• **TASK STATEMENT**:
All entries below are to be set down again, identical to the source.

• **DATASET EXCERPTS**:
Begin

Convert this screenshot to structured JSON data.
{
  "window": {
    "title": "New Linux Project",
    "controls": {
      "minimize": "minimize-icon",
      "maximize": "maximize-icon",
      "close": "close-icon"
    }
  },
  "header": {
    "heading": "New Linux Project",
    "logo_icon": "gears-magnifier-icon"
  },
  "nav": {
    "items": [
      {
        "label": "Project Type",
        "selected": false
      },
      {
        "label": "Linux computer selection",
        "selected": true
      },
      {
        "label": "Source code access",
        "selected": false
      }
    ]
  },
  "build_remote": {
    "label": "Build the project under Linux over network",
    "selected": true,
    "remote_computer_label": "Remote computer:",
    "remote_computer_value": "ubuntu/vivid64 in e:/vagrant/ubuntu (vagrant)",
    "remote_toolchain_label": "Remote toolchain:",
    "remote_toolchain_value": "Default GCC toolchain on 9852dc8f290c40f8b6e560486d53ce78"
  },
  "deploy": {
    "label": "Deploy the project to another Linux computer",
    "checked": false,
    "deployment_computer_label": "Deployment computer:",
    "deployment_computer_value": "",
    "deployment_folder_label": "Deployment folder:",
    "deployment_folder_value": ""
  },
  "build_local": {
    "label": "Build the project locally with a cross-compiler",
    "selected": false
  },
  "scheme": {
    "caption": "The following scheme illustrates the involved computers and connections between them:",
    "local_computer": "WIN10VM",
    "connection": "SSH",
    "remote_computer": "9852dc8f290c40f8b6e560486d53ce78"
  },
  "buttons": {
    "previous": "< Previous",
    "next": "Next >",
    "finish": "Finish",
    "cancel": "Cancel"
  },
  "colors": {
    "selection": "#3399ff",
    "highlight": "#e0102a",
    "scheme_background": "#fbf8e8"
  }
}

End

• **TASK RESPONSE**:
Convert this screenshot to structured JSON data.
{
  "window": {
    "title": "New Linux Project",
    "controls": {
      "minimize": "minimize-icon",
      "maximize": "maximize-icon",
      "close": "close-icon"
    }
  },
  "header": {
    "heading": "New Linux Project",
    "logo_icon": "gears-magnifier-icon"
  },
  "nav": {
    "items": [
      {
        "label": "Project Type",
        "selected": false
      },
      {
        "label": "Linux computer selection",
        "selected": true
      },
      {
        "label": "Source code access",
        "selected": false
      }
    ]
  },
  "build_remote": {
    "label": "Build the project under Linux over network",
    "selected": true,
    "remote_computer_label": "Remote computer:",
    "remote_computer_value": "ubuntu/vivid64 in e:/vagrant/ubuntu (vagrant)",
    "remote_toolchain_label": "Remote toolchain:",
    "remote_toolchain_value": "Default GCC toolchain on 9852dc8f290c40f8b6e560486d53ce78"
  },
  "deploy": {
    "label": "Deploy the project to another Linux computer",
    "checked": false,
    "deployment_computer_label": "Deployment computer:",
    "deployment_computer_value": "",
    "deployment_folder_label": "Deployment folder:",
    "deployment_folder_value": ""
  },
  "build_local": {
    "label": "Build the project locally with a cross-compiler",
    "selected": false
  },
  "scheme": {
    "caption": "The following scheme illustrates the involved computers and connections between them:",
    "local_computer": "WIN10VM",
    "connection": "SSH",
    "remote_computer": "9852dc8f290c40f8b6e560486d53ce78"
  },
  "buttons": {
    "previous": "< Previous",
    "next": "Next >",
    "finish": "Finish",
    "cancel": "Cancel"
  },
  "colors": {
    "selection": "#3399ff",
    "highlight": "#e0102a",
    "scheme_background": "#fbf8e8"
  }
}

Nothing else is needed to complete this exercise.